Exercise requirements = Write out every entry, unchanged. Skip any picture.

Dataset records =
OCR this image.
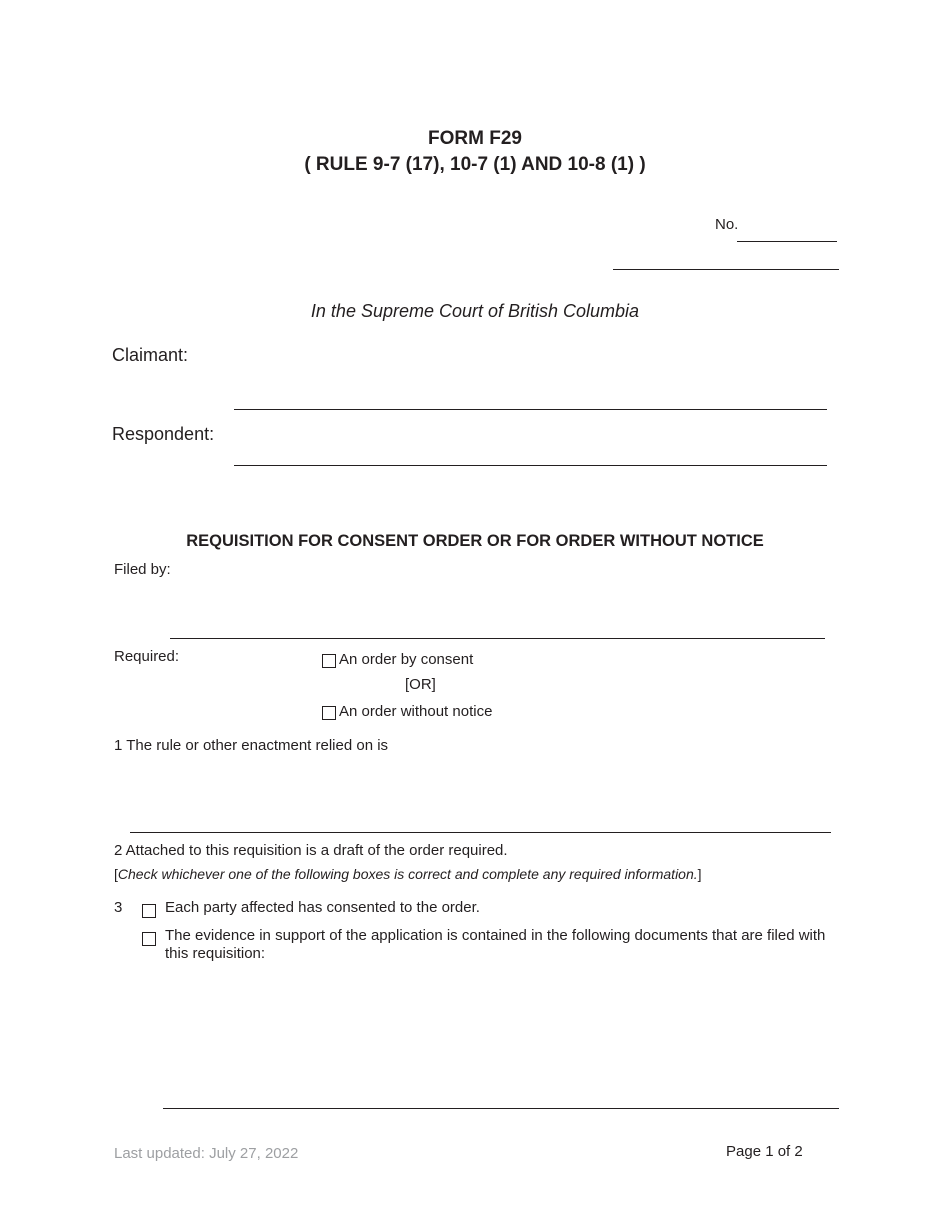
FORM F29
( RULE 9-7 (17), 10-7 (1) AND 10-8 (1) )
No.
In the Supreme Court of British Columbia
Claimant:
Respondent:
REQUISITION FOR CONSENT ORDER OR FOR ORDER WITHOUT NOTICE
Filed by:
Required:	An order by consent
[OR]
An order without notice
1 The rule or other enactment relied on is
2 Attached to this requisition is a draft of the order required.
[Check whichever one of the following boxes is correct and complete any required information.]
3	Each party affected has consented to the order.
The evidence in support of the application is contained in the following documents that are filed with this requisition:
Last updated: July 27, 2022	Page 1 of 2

Written solution =
OCR this image.
FORM F29
( RULE 9-7 (17), 10-7 (1) AND 10-8 (1) )
No.
In the Supreme Court of British Columbia
Claimant:
Respondent:
REQUISITION FOR CONSENT ORDER OR FOR ORDER WITHOUT NOTICE
Filed by:
Required:	An order by consent
[OR]
An order without notice
1 The rule or other enactment relied on is
2 Attached to this requisition is a draft of the order required.
[Check whichever one of the following boxes is correct and complete any required information.]
3	Each party affected has consented to the order.
The evidence in support of the application is contained in the following documents that are filed with this requisition:
Last updated: July 27, 2022	Page 1 of 2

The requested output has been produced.